======== Entries provided ========

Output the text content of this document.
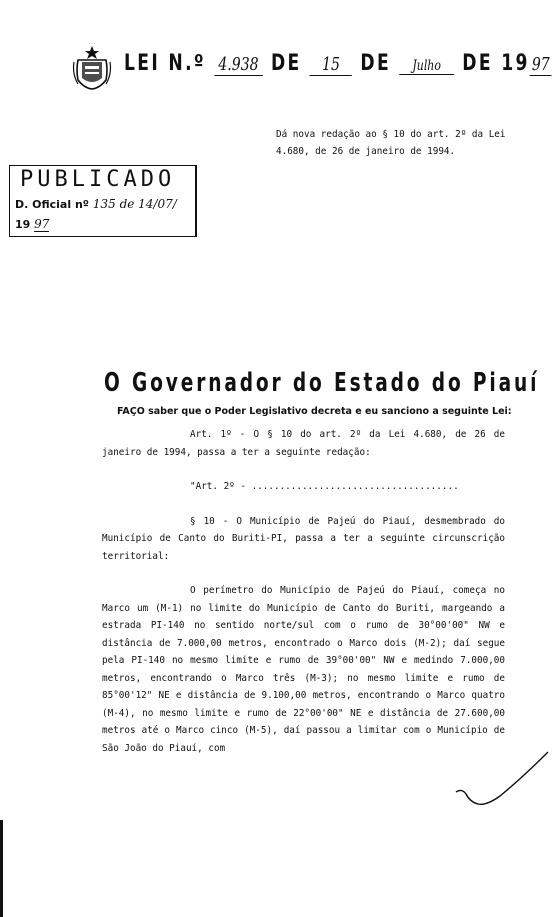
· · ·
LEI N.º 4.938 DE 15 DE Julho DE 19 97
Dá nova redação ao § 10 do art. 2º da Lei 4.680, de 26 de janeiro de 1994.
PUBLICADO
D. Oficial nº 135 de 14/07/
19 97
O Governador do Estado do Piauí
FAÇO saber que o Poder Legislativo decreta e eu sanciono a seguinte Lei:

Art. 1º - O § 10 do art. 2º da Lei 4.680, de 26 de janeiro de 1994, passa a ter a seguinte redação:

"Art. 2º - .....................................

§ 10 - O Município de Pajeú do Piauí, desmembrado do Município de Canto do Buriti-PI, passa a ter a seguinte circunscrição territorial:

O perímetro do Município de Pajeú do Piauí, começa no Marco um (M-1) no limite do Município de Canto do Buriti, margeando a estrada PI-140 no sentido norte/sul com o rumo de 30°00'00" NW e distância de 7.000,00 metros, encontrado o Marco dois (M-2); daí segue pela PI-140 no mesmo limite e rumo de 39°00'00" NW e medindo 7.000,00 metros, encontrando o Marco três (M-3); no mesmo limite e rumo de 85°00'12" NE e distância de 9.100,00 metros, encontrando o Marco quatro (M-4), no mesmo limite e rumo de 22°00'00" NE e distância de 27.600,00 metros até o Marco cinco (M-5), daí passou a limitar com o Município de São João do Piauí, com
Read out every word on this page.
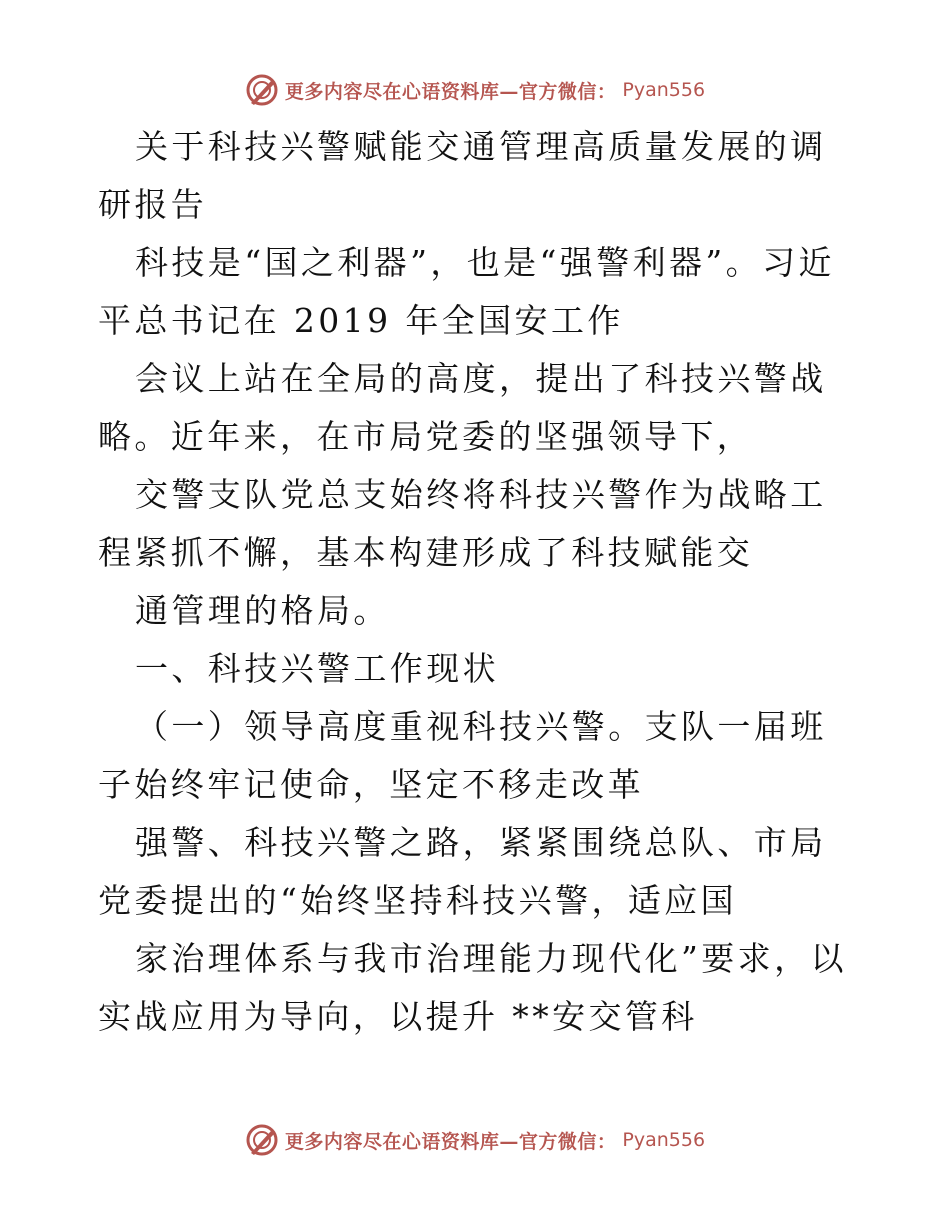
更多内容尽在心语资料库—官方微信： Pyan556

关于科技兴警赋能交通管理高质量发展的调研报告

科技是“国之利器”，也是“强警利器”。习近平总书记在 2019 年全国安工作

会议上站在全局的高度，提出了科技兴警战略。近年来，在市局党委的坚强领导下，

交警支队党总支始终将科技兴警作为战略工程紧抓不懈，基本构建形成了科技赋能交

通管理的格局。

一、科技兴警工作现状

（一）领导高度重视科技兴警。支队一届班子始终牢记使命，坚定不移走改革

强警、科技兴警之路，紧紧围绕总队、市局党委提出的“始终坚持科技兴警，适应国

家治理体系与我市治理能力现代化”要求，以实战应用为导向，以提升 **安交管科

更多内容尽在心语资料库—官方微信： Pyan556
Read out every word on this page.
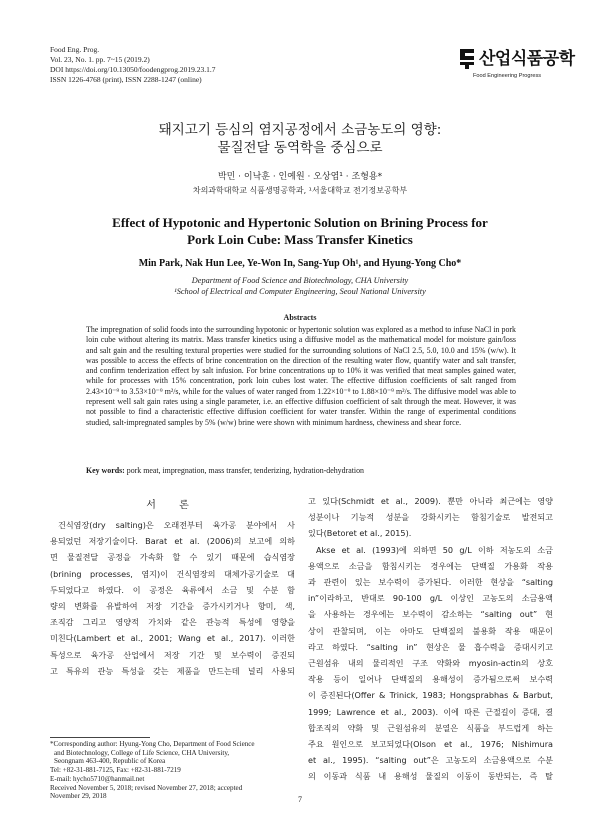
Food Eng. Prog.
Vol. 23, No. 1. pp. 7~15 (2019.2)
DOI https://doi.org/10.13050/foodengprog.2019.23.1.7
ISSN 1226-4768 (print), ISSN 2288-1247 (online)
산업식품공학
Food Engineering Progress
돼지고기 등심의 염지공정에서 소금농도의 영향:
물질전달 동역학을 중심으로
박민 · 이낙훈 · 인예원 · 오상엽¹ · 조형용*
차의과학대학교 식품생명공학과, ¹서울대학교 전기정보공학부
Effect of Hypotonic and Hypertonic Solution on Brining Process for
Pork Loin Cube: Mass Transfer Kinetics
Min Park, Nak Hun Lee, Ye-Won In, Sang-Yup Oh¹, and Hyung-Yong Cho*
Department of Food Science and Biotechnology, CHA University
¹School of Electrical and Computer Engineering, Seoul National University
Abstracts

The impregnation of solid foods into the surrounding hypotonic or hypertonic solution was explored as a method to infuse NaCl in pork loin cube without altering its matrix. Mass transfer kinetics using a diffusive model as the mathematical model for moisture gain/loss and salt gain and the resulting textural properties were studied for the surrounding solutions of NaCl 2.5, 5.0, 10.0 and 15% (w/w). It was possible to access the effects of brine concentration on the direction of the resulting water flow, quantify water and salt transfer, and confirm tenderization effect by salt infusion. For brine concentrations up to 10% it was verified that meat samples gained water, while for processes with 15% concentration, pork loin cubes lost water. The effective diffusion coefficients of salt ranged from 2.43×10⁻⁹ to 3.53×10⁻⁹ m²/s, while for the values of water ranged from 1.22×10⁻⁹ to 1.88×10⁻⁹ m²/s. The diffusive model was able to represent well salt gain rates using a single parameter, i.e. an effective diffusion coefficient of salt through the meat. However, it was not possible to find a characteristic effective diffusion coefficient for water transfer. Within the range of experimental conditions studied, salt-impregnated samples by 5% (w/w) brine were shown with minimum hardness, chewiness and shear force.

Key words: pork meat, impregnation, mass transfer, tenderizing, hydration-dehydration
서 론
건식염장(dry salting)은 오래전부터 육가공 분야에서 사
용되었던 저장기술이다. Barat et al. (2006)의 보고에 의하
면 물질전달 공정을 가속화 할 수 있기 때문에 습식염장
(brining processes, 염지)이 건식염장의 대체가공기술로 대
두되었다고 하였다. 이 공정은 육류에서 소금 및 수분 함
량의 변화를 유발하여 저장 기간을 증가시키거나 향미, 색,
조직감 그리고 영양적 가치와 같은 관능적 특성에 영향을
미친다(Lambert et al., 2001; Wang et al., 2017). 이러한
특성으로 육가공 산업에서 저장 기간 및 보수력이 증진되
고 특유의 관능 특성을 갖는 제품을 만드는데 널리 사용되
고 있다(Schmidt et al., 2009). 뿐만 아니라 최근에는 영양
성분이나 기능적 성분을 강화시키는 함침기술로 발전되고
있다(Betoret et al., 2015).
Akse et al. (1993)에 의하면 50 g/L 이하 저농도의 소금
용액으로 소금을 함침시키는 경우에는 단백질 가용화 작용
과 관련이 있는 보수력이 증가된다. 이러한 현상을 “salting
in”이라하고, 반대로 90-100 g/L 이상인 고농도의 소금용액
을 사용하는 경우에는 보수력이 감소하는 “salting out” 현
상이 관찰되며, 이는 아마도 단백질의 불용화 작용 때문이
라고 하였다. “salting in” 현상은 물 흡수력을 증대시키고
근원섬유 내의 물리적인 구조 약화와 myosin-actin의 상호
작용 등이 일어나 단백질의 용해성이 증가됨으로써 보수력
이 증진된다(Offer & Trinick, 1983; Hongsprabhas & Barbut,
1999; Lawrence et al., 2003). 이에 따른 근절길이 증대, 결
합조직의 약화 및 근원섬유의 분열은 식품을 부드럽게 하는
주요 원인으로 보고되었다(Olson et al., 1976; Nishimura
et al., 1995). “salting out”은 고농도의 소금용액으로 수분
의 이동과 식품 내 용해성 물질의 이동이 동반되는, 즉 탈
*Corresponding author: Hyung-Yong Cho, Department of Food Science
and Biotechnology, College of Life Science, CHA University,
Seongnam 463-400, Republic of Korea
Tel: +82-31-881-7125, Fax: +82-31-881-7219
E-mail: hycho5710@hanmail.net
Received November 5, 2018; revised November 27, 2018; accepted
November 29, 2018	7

========

**What the task requires**
Find the lines containing "Pajeú" and list every one of them.

**Answer**
§ 10 - O Município de Pajeú do Piauí, desmembrado do Município de Canto do Buriti-PI, passa a ter a seguinte circunscrição territorial:
O perímetro do Município de Pajeú do Piauí, começa no Marco um (M-1) no limite do Município de Canto do Buriti, margeando a estrada PI-140 no sentido norte/sul com o rumo de 30°00'00" NW e distância de 7.000,00 metros, encontrado o Marco dois (M-2); daí segue pela PI-140 no mesmo limite e rumo de 39°00'00" NW e medindo 7.000,00 metros, encontrando o Marco três (M-3); no mesmo limite e rumo de 85°00'12" NE e distância de 9.100,00 metros, encontrando o Marco quatro (M-4), no mesmo limite e rumo de 22°00'00" NE e distância de 27.600,00 metros até o Marco cinco (M-5), daí passou a limitar com o Município de São João do Piauí, com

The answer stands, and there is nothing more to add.